Data entries:
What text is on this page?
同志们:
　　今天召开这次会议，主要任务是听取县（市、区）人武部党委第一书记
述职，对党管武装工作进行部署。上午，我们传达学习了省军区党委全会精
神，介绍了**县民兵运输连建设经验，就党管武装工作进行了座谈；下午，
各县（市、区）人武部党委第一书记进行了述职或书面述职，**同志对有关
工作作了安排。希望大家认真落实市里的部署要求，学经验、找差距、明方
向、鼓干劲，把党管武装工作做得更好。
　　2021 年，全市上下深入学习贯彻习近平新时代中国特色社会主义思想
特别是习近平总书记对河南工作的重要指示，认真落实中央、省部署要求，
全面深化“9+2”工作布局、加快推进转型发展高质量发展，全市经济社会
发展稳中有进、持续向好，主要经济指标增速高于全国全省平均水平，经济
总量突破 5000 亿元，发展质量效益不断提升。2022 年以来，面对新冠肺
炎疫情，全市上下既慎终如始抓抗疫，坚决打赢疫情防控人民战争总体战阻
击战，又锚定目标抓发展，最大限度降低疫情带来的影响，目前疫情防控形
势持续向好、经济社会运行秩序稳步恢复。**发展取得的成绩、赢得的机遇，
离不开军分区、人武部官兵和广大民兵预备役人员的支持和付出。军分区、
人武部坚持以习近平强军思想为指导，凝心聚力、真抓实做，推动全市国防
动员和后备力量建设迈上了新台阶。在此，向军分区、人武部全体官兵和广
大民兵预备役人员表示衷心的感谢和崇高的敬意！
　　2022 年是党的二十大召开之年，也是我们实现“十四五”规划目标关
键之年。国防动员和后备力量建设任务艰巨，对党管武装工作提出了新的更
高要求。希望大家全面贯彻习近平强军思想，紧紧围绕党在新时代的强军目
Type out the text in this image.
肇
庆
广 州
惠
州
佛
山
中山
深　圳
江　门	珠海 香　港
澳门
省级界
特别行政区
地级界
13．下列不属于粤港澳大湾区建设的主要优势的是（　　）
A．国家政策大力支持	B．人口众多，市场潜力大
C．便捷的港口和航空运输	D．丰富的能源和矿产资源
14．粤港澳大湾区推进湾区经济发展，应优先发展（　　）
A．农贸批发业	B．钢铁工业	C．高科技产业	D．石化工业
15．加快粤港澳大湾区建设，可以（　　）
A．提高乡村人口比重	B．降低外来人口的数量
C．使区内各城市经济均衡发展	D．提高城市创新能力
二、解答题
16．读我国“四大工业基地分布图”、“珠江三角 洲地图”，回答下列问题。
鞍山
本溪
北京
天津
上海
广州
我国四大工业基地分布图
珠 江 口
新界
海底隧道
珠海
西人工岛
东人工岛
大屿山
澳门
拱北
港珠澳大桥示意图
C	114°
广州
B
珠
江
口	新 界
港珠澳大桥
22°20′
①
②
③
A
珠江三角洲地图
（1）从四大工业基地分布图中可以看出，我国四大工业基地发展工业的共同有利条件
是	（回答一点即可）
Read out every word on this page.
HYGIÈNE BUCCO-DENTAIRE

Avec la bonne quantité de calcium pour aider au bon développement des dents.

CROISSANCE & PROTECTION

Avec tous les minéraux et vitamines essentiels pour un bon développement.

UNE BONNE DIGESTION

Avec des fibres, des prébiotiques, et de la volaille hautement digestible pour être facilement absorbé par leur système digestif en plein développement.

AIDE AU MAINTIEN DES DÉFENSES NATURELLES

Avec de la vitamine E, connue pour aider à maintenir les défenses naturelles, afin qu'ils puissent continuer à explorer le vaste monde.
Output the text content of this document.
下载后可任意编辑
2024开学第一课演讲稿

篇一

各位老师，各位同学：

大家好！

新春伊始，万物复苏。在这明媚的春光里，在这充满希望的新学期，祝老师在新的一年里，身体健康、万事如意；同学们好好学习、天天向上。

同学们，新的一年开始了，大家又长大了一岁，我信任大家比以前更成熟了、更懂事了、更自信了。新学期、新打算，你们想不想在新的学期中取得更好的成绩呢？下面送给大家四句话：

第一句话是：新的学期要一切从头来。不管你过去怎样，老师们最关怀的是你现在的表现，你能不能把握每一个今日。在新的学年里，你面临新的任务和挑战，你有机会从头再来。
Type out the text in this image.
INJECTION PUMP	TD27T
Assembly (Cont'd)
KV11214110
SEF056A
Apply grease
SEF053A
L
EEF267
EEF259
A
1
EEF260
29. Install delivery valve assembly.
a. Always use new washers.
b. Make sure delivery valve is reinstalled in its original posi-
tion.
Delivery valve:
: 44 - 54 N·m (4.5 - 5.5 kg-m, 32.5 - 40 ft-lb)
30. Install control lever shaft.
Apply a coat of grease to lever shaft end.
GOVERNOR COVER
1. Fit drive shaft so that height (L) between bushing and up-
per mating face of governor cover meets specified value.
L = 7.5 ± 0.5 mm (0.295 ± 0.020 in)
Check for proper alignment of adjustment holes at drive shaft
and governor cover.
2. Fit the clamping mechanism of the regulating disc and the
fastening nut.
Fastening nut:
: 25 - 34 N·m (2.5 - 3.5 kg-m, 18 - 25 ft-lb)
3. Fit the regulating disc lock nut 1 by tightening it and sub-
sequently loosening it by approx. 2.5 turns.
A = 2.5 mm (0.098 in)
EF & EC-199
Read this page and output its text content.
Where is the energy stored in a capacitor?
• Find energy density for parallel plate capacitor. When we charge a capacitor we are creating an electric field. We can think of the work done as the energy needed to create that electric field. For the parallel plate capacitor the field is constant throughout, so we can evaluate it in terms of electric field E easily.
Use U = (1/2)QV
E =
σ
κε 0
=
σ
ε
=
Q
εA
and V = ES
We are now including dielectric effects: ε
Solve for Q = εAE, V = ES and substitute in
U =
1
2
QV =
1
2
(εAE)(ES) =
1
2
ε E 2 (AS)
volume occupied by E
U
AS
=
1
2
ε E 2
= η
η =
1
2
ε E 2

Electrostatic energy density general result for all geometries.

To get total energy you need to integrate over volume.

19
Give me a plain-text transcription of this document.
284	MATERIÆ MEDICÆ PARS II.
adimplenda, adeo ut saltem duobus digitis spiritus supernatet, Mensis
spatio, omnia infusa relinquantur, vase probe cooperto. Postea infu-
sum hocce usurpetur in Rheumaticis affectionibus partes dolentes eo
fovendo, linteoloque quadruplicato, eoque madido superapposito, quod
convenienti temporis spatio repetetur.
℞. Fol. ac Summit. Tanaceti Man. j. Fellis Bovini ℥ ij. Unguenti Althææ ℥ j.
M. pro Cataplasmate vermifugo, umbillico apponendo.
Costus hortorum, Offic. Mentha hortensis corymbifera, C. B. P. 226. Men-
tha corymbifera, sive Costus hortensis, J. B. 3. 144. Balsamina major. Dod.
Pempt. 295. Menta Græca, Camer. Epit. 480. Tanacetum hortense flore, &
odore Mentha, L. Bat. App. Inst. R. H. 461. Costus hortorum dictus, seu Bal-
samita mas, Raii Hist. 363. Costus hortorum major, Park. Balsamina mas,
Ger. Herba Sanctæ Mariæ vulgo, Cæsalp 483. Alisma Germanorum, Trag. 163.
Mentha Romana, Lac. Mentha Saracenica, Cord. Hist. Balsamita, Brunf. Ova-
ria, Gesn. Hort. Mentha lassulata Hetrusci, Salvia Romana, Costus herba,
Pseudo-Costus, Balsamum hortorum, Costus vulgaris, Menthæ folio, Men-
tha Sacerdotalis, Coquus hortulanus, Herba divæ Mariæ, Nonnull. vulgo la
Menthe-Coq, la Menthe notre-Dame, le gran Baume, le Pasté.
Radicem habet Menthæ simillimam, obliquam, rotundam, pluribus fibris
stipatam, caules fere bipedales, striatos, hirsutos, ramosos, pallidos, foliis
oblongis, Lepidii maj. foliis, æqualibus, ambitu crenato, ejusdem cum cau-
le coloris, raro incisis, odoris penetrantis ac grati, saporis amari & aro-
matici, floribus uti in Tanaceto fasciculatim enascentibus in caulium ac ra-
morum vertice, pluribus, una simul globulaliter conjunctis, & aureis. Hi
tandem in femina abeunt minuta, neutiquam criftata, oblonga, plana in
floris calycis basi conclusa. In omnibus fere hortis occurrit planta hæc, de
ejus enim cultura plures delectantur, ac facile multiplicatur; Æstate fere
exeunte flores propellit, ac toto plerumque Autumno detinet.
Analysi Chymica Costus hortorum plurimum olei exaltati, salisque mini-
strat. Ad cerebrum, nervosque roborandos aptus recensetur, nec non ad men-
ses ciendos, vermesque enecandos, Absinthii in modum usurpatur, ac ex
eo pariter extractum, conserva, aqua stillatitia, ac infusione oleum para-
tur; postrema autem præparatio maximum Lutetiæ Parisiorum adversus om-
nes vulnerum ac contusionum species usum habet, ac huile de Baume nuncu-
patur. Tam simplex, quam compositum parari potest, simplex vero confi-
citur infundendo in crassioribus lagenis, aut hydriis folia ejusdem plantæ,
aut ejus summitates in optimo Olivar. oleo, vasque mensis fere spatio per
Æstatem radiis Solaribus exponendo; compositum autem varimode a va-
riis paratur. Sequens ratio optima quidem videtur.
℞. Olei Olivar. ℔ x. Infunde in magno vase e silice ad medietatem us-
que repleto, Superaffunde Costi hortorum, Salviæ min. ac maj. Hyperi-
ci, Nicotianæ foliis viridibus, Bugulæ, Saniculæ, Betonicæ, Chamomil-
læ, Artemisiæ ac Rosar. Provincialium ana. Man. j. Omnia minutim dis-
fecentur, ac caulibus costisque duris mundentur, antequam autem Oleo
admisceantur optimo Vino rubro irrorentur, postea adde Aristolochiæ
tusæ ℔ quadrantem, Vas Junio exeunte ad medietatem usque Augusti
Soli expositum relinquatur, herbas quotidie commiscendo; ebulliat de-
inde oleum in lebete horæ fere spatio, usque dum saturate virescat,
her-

▶ _Your instructions_:
Which lines contain the word "vulgo"? Copy each one.

▶ _Correct output_:
Ger. Herba Sanctæ Mariæ vulgo, Cæsalp 483. Alisma Germanorum, Trag. 163.
tha Sacerdotalis, Coquus hortulanus, Herba divæ Mariæ, Nonnull. vulgo la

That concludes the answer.